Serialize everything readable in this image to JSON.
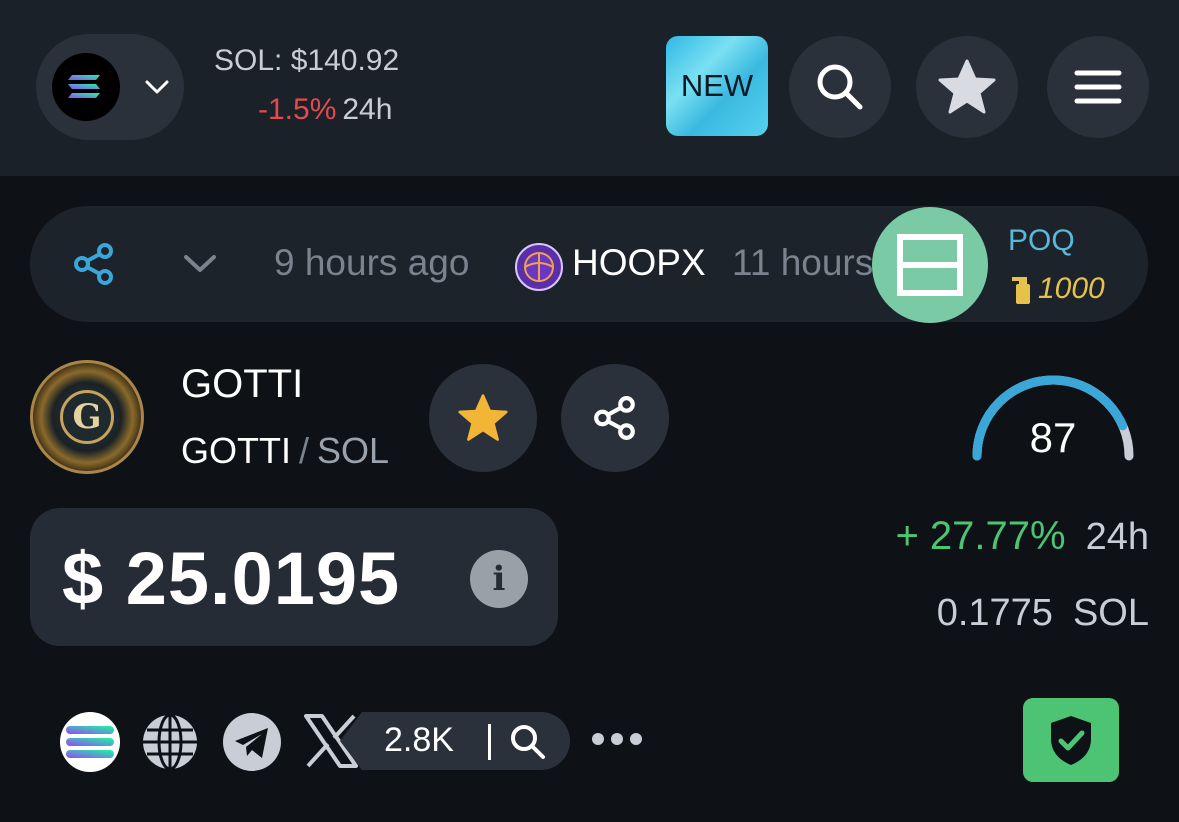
{
  "header": {
    "chain": {
      "icon": "solana-logo-icon",
      "dropdown_icon": "chevron-down-icon"
    },
    "sol_price": "SOL: $140.92",
    "sol_change": "-1.5%",
    "sol_period": "24h",
    "new_button": "NEW",
    "search_icon": "search-icon",
    "favorites_icon": "star-icon",
    "menu_icon": "hamburger-menu-icon"
  },
  "ticker": {
    "share_icon": "share-icon",
    "expand_icon": "chevron-down-icon",
    "items": [
      {
        "time": "9 hours ago"
      },
      {
        "token": "HOOPX",
        "time": "11 hours"
      }
    ],
    "promo": {
      "name": "POQ",
      "score": "1000",
      "icon": "ad-layout-icon",
      "score_icon": "spray-bottle-icon"
    }
  },
  "token": {
    "name": "GOTTI",
    "pair_base": "GOTTI",
    "pair_separator": "/",
    "pair_quote": "SOL",
    "logo_letter": "G",
    "price": "$ 25.0195",
    "score": "87",
    "score_fraction": 0.87,
    "change": "+ 27.77%",
    "change_period": "24h",
    "sol_value": "0.1775",
    "sol_unit": "SOL",
    "info_glyph": "i"
  },
  "links": {
    "x_followers": "2.8K",
    "icons": [
      "solana-icon",
      "website-globe-icon",
      "telegram-icon",
      "x-twitter-icon",
      "search-icon",
      "more-dots-icon",
      "security-shield-icon"
    ]
  },
  "colors": {
    "background": "#0e1216",
    "header": "#1b2129",
    "negative": "#e5484d",
    "positive": "#4cc474",
    "accent_cyan": "#56d0ef",
    "star_gold": "#f2b535",
    "gauge_blue": "#3aa7d8"
  }
}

============

**Task description**
Copy the data exactly. Any picture it contains is to be omitted.

**Output**
Serialize everything readable in this image to JSON.
{
  "header": {
    "chain": {
      "icon": "solana-logo-icon",
      "dropdown_icon": "chevron-down-icon"
    },
    "sol_price": "SOL: $140.92",
    "sol_change": "-1.5%",
    "sol_period": "24h",
    "new_button": "NEW",
    "search_icon": "search-icon",
    "favorites_icon": "star-icon",
    "menu_icon": "hamburger-menu-icon"
  },
  "ticker": {
    "share_icon": "share-icon",
    "expand_icon": "chevron-down-icon",
    "items": [
      {
        "time": "9 hours ago"
      },
      {
        "token": "HOOPX",
        "time": "11 hours"
      }
    ],
    "promo": {
      "name": "POQ",
      "score": "1000",
      "icon": "ad-layout-icon",
      "score_icon": "spray-bottle-icon"
    }
  },
  "token": {
    "name": "GOTTI",
    "pair_base": "GOTTI",
    "pair_separator": "/",
    "pair_quote": "SOL",
    "logo_letter": "G",
    "price": "$ 25.0195",
    "score": "87",
    "score_fraction": 0.87,
    "change": "+ 27.77%",
    "change_period": "24h",
    "sol_value": "0.1775",
    "sol_unit": "SOL",
    "info_glyph": "i"
  },
  "links": {
    "x_followers": "2.8K",
    "icons": [
      "solana-icon",
      "website-globe-icon",
      "telegram-icon",
      "x-twitter-icon",
      "search-icon",
      "more-dots-icon",
      "security-shield-icon"
    ]
  },
  "colors": {
    "background": "#0e1216",
    "header": "#1b2129",
    "negative": "#e5484d",
    "positive": "#4cc474",
    "accent_cyan": "#56d0ef",
    "star_gold": "#f2b535",
    "gauge_blue": "#3aa7d8"
  }
}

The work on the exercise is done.